**SHORT EXERCISE**
Output all of the entries exactly as written.

(Stored records)
● ● ● ● ●

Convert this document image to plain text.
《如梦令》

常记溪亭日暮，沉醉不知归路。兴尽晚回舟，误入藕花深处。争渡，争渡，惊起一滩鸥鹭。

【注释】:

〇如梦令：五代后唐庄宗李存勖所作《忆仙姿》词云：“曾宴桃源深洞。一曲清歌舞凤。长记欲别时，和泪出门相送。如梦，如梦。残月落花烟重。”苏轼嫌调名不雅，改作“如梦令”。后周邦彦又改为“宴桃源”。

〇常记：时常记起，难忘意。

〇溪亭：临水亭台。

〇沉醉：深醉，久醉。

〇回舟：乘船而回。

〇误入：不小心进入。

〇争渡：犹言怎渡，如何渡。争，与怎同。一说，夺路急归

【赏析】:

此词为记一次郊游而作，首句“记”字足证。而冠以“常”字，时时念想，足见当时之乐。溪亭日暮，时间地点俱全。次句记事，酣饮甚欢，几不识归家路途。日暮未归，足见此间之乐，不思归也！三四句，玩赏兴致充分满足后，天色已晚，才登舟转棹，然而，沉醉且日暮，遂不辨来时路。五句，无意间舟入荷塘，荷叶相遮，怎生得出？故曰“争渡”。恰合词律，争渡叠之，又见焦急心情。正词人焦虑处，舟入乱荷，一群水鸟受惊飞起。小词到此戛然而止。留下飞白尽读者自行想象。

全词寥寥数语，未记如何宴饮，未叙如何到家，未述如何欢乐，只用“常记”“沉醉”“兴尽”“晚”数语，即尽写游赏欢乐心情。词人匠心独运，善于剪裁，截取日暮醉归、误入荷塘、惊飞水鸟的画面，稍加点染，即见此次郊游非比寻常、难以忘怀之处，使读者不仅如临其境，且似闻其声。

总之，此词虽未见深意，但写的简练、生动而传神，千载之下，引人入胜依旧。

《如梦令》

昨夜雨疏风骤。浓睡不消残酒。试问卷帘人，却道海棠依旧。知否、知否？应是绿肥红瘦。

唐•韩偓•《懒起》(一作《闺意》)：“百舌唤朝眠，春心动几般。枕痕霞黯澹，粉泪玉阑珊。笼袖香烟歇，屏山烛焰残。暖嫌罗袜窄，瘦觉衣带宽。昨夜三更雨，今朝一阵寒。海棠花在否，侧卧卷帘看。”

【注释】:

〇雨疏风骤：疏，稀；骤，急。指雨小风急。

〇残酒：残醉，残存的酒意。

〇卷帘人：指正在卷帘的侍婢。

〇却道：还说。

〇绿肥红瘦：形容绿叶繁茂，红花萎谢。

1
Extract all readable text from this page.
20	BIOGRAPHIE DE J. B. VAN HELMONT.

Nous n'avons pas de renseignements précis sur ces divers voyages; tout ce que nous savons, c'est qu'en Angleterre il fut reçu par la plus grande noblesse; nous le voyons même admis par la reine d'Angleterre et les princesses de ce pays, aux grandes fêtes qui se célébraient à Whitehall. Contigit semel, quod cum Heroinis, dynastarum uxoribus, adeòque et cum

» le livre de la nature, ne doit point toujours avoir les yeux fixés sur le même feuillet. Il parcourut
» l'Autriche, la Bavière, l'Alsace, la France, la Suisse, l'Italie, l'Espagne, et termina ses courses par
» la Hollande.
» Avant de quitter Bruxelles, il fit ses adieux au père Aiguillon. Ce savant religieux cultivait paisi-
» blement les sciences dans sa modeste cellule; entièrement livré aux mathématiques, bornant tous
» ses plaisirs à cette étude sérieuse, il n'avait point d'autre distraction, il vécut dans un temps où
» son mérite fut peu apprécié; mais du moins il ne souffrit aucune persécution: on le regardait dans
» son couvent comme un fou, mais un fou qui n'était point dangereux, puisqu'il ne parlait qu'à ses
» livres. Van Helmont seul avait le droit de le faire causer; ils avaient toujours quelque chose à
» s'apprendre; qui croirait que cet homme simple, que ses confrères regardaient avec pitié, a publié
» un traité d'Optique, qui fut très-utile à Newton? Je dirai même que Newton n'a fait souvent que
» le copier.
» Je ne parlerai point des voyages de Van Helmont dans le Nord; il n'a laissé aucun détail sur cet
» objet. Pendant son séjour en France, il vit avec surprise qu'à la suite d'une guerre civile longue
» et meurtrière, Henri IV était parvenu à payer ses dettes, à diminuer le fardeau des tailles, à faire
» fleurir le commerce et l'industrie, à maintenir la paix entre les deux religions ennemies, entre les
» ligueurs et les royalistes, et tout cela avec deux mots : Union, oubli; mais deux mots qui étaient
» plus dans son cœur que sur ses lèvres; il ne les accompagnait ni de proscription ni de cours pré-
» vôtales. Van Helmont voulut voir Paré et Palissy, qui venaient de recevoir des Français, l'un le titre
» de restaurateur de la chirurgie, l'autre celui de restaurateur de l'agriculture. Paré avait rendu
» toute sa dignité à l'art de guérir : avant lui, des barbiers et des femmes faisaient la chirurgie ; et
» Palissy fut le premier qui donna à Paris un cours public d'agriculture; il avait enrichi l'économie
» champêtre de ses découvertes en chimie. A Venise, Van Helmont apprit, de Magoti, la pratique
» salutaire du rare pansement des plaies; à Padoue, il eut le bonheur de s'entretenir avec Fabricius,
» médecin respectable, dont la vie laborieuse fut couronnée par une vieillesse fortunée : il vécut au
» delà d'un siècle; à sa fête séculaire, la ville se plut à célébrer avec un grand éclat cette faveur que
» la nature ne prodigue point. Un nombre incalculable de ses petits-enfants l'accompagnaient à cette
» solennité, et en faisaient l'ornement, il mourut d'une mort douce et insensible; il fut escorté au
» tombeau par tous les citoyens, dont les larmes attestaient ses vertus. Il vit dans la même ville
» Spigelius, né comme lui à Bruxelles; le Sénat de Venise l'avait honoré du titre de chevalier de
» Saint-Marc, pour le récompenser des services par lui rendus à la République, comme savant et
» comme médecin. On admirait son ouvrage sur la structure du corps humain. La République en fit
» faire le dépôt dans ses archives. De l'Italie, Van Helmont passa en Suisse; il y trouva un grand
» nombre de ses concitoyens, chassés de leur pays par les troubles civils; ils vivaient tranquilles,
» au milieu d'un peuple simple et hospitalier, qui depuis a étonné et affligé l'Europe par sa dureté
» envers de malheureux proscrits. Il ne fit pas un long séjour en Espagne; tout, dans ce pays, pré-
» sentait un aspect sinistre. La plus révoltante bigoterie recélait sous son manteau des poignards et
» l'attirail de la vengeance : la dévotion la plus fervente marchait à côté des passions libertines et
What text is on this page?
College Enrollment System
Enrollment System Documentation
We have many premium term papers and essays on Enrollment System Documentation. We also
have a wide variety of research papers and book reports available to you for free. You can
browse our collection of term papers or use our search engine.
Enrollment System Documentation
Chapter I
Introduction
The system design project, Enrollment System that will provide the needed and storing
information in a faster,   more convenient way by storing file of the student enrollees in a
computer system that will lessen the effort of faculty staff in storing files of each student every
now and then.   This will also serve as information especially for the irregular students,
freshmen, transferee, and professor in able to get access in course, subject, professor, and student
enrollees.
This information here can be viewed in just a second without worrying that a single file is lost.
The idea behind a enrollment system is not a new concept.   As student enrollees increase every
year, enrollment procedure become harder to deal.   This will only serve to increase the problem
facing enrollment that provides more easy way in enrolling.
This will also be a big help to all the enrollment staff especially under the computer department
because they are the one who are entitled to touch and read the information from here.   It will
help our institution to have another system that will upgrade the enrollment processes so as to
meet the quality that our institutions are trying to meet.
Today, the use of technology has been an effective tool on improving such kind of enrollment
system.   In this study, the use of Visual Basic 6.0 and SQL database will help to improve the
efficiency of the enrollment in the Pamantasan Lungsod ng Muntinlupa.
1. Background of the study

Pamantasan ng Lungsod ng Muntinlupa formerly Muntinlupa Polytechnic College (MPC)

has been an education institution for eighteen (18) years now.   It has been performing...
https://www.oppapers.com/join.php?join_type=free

● ● ● ● ●

**RESPONSE**
Convert this document image to plain text.
《如梦令》

常记溪亭日暮，沉醉不知归路。兴尽晚回舟，误入藕花深处。争渡，争渡，惊起一滩鸥鹭。

【注释】:

〇如梦令：五代后唐庄宗李存勖所作《忆仙姿》词云：“曾宴桃源深洞。一曲清歌舞凤。长记欲别时，和泪出门相送。如梦，如梦。残月落花烟重。”苏轼嫌调名不雅，改作“如梦令”。后周邦彦又改为“宴桃源”。

〇常记：时常记起，难忘意。

〇溪亭：临水亭台。

〇沉醉：深醉，久醉。

〇回舟：乘船而回。

〇误入：不小心进入。

〇争渡：犹言怎渡，如何渡。争，与怎同。一说，夺路急归

【赏析】:

此词为记一次郊游而作，首句“记”字足证。而冠以“常”字，时时念想，足见当时之乐。溪亭日暮，时间地点俱全。次句记事，酣饮甚欢，几不识归家路途。日暮未归，足见此间之乐，不思归也！三四句，玩赏兴致充分满足后，天色已晚，才登舟转棹，然而，沉醉且日暮，遂不辨来时路。五句，无意间舟入荷塘，荷叶相遮，怎生得出？故曰“争渡”。恰合词律，争渡叠之，又见焦急心情。正词人焦虑处，舟入乱荷，一群水鸟受惊飞起。小词到此戛然而止。留下飞白尽读者自行想象。

全词寥寥数语，未记如何宴饮，未叙如何到家，未述如何欢乐，只用“常记”“沉醉”“兴尽”“晚”数语，即尽写游赏欢乐心情。词人匠心独运，善于剪裁，截取日暮醉归、误入荷塘、惊飞水鸟的画面，稍加点染，即见此次郊游非比寻常、难以忘怀之处，使读者不仅如临其境，且似闻其声。

总之，此词虽未见深意，但写的简练、生动而传神，千载之下，引人入胜依旧。

《如梦令》

昨夜雨疏风骤。浓睡不消残酒。试问卷帘人，却道海棠依旧。知否、知否？应是绿肥红瘦。

唐•韩偓•《懒起》(一作《闺意》)：“百舌唤朝眠，春心动几般。枕痕霞黯澹，粉泪玉阑珊。笼袖香烟歇，屏山烛焰残。暖嫌罗袜窄，瘦觉衣带宽。昨夜三更雨，今朝一阵寒。海棠花在否，侧卧卷帘看。”

【注释】:

〇雨疏风骤：疏，稀；骤，急。指雨小风急。

〇残酒：残醉，残存的酒意。

〇卷帘人：指正在卷帘的侍婢。

〇却道：还说。

〇绿肥红瘦：形容绿叶繁茂，红花萎谢。

1
Extract all readable text from this page.
20	BIOGRAPHIE DE J. B. VAN HELMONT.

Nous n'avons pas de renseignements précis sur ces divers voyages; tout ce que nous savons, c'est qu'en Angleterre il fut reçu par la plus grande noblesse; nous le voyons même admis par la reine d'Angleterre et les princesses de ce pays, aux grandes fêtes qui se célébraient à Whitehall. Contigit semel, quod cum Heroinis, dynastarum uxoribus, adeòque et cum

» le livre de la nature, ne doit point toujours avoir les yeux fixés sur le même feuillet. Il parcourut
» l'Autriche, la Bavière, l'Alsace, la France, la Suisse, l'Italie, l'Espagne, et termina ses courses par
» la Hollande.
» Avant de quitter Bruxelles, il fit ses adieux au père Aiguillon. Ce savant religieux cultivait paisi-
» blement les sciences dans sa modeste cellule; entièrement livré aux mathématiques, bornant tous
» ses plaisirs à cette étude sérieuse, il n'avait point d'autre distraction, il vécut dans un temps où
» son mérite fut peu apprécié; mais du moins il ne souffrit aucune persécution: on le regardait dans
» son couvent comme un fou, mais un fou qui n'était point dangereux, puisqu'il ne parlait qu'à ses
» livres. Van Helmont seul avait le droit de le faire causer; ils avaient toujours quelque chose à
» s'apprendre; qui croirait que cet homme simple, que ses confrères regardaient avec pitié, a publié
» un traité d'Optique, qui fut très-utile à Newton? Je dirai même que Newton n'a fait souvent que
» le copier.
» Je ne parlerai point des voyages de Van Helmont dans le Nord; il n'a laissé aucun détail sur cet
» objet. Pendant son séjour en France, il vit avec surprise qu'à la suite d'une guerre civile longue
» et meurtrière, Henri IV était parvenu à payer ses dettes, à diminuer le fardeau des tailles, à faire
» fleurir le commerce et l'industrie, à maintenir la paix entre les deux religions ennemies, entre les
» ligueurs et les royalistes, et tout cela avec deux mots : Union, oubli; mais deux mots qui étaient
» plus dans son cœur que sur ses lèvres; il ne les accompagnait ni de proscription ni de cours pré-
» vôtales. Van Helmont voulut voir Paré et Palissy, qui venaient de recevoir des Français, l'un le titre
» de restaurateur de la chirurgie, l'autre celui de restaurateur de l'agriculture. Paré avait rendu
» toute sa dignité à l'art de guérir : avant lui, des barbiers et des femmes faisaient la chirurgie ; et
» Palissy fut le premier qui donna à Paris un cours public d'agriculture; il avait enrichi l'économie
» champêtre de ses découvertes en chimie. A Venise, Van Helmont apprit, de Magoti, la pratique
» salutaire du rare pansement des plaies; à Padoue, il eut le bonheur de s'entretenir avec Fabricius,
» médecin respectable, dont la vie laborieuse fut couronnée par une vieillesse fortunée : il vécut au
» delà d'un siècle; à sa fête séculaire, la ville se plut à célébrer avec un grand éclat cette faveur que
» la nature ne prodigue point. Un nombre incalculable de ses petits-enfants l'accompagnaient à cette
» solennité, et en faisaient l'ornement, il mourut d'une mort douce et insensible; il fut escorté au
» tombeau par tous les citoyens, dont les larmes attestaient ses vertus. Il vit dans la même ville
» Spigelius, né comme lui à Bruxelles; le Sénat de Venise l'avait honoré du titre de chevalier de
» Saint-Marc, pour le récompenser des services par lui rendus à la République, comme savant et
» comme médecin. On admirait son ouvrage sur la structure du corps humain. La République en fit
» faire le dépôt dans ses archives. De l'Italie, Van Helmont passa en Suisse; il y trouva un grand
» nombre de ses concitoyens, chassés de leur pays par les troubles civils; ils vivaient tranquilles,
» au milieu d'un peuple simple et hospitalier, qui depuis a étonné et affligé l'Europe par sa dureté
» envers de malheureux proscrits. Il ne fit pas un long séjour en Espagne; tout, dans ce pays, pré-
» sentait un aspect sinistre. La plus révoltante bigoterie recélait sous son manteau des poignards et
» l'attirail de la vengeance : la dévotion la plus fervente marchait à côté des passions libertines et
What text is on this page?
College Enrollment System
Enrollment System Documentation
We have many premium term papers and essays on Enrollment System Documentation. We also
have a wide variety of research papers and book reports available to you for free. You can
browse our collection of term papers or use our search engine.
Enrollment System Documentation
Chapter I
Introduction
The system design project, Enrollment System that will provide the needed and storing
information in a faster,   more convenient way by storing file of the student enrollees in a
computer system that will lessen the effort of faculty staff in storing files of each student every
now and then.   This will also serve as information especially for the irregular students,
freshmen, transferee, and professor in able to get access in course, subject, professor, and student
enrollees.
This information here can be viewed in just a second without worrying that a single file is lost.
The idea behind a enrollment system is not a new concept.   As student enrollees increase every
year, enrollment procedure become harder to deal.   This will only serve to increase the problem
facing enrollment that provides more easy way in enrolling.
This will also be a big help to all the enrollment staff especially under the computer department
because they are the one who are entitled to touch and read the information from here.   It will
help our institution to have another system that will upgrade the enrollment processes so as to
meet the quality that our institutions are trying to meet.
Today, the use of technology has been an effective tool on improving such kind of enrollment
system.   In this study, the use of Visual Basic 6.0 and SQL database will help to improve the
efficiency of the enrollment in the Pamantasan Lungsod ng Muntinlupa.
1. Background of the study

Pamantasan ng Lungsod ng Muntinlupa formerly Muntinlupa Polytechnic College (MPC)

has been an education institution for eighteen (18) years now.   It has been performing...
https://www.oppapers.com/join.php?join_type=free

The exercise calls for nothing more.